* What you have to do *
In the data, extract each line that holds the string "this".

[Saved data entries]
--- START ---

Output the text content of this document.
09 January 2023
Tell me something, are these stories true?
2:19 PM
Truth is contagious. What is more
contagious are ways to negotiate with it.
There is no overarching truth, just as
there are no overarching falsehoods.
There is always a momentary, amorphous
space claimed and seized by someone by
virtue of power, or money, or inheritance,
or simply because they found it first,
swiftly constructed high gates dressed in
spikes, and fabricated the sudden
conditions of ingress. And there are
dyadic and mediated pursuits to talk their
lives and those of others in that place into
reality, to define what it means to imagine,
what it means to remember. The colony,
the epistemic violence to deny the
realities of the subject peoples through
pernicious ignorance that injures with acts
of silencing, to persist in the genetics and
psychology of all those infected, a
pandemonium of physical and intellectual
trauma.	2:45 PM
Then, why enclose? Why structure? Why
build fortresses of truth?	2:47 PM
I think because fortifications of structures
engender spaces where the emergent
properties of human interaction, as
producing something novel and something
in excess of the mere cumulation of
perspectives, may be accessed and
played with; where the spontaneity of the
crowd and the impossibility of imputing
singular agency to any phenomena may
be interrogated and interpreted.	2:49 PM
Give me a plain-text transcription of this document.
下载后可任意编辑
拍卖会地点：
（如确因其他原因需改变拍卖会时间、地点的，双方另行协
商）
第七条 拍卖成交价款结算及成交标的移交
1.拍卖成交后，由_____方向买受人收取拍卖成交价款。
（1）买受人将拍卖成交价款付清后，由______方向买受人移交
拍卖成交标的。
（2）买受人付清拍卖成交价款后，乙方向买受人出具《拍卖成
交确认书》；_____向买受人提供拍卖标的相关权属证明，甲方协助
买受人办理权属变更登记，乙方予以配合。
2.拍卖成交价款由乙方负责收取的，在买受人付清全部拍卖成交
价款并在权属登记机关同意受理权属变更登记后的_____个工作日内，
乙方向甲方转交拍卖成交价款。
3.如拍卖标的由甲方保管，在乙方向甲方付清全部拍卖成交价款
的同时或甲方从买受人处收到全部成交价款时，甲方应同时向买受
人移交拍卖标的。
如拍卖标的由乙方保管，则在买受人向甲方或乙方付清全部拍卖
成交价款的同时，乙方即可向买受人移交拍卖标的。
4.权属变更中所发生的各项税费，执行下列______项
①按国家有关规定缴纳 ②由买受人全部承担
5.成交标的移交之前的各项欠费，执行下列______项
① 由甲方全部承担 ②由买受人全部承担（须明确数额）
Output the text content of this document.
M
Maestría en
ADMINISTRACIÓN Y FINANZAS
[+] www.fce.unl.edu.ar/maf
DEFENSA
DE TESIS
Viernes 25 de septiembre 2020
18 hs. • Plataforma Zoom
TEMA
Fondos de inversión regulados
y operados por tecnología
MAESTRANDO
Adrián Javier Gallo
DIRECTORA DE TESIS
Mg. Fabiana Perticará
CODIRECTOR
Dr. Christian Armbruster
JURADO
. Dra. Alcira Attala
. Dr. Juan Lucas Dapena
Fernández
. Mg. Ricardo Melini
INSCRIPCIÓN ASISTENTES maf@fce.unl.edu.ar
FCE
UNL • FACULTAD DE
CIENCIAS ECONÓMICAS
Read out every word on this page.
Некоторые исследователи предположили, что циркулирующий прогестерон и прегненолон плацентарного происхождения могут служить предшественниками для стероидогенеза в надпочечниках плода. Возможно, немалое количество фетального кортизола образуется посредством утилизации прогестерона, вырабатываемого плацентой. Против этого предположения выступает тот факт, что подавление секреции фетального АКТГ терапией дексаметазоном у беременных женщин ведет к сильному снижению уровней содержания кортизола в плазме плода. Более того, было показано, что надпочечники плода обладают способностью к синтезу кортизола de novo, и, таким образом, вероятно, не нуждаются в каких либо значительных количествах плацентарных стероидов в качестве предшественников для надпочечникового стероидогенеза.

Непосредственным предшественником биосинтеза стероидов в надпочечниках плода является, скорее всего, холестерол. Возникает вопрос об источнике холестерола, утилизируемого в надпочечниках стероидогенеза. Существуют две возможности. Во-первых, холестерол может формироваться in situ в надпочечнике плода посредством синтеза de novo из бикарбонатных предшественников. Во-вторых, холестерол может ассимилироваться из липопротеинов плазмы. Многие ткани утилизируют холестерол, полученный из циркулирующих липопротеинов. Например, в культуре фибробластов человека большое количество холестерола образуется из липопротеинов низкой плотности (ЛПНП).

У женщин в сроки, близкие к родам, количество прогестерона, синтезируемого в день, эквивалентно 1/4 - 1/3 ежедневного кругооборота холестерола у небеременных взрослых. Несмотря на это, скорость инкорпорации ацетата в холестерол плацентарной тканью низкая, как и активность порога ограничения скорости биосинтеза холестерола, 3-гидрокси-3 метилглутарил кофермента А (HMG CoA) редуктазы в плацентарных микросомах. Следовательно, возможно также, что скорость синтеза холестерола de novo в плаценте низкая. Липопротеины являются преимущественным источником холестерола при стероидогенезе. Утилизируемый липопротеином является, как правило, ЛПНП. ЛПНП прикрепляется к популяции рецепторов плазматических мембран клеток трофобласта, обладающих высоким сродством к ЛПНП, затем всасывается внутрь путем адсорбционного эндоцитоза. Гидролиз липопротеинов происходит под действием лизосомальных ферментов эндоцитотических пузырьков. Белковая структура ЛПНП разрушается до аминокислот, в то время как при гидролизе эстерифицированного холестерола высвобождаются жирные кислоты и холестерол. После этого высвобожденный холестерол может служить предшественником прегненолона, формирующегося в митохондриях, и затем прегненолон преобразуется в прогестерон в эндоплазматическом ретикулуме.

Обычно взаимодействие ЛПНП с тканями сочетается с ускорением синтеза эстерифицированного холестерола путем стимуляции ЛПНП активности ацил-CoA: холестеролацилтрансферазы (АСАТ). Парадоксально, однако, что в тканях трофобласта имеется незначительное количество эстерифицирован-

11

--- END ---

* Correct output *
Output the text content of this document.
Give me a plain-text transcription of this document.
Output the text content of this document.
Read out every word on this page.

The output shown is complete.